───── TASK INPUT

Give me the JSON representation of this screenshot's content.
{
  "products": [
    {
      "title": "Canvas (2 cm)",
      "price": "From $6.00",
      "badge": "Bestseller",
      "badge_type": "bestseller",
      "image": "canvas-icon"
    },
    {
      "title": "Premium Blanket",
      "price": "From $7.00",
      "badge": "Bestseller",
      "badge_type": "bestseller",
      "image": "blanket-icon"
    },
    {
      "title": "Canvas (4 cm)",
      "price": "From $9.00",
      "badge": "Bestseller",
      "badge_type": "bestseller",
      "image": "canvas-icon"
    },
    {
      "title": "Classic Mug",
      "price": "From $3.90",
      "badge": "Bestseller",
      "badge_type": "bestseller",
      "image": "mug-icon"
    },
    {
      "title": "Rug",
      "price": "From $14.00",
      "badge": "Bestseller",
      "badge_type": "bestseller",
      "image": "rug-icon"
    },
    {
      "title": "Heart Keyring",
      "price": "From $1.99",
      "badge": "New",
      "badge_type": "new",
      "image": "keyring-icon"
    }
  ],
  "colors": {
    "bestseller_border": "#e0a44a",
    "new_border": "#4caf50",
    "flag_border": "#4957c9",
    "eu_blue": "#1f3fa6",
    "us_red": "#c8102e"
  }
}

──────────

## CHALLENGE
Each line in the material above must be retyped without alteration.

## FULL SOLUTION
Give me the JSON representation of this screenshot's content.
{
  "products": [
    {
      "title": "Canvas (2 cm)",
      "price": "From $6.00",
      "badge": "Bestseller",
      "badge_type": "bestseller",
      "image": "canvas-icon"
    },
    {
      "title": "Premium Blanket",
      "price": "From $7.00",
      "badge": "Bestseller",
      "badge_type": "bestseller",
      "image": "blanket-icon"
    },
    {
      "title": "Canvas (4 cm)",
      "price": "From $9.00",
      "badge": "Bestseller",
      "badge_type": "bestseller",
      "image": "canvas-icon"
    },
    {
      "title": "Classic Mug",
      "price": "From $3.90",
      "badge": "Bestseller",
      "badge_type": "bestseller",
      "image": "mug-icon"
    },
    {
      "title": "Rug",
      "price": "From $14.00",
      "badge": "Bestseller",
      "badge_type": "bestseller",
      "image": "rug-icon"
    },
    {
      "title": "Heart Keyring",
      "price": "From $1.99",
      "badge": "New",
      "badge_type": "new",
      "image": "keyring-icon"
    }
  ],
  "colors": {
    "bestseller_border": "#e0a44a",
    "new_border": "#4caf50",
    "flag_border": "#4957c9",
    "eu_blue": "#1f3fa6",
    "us_red": "#c8102e"
  }
}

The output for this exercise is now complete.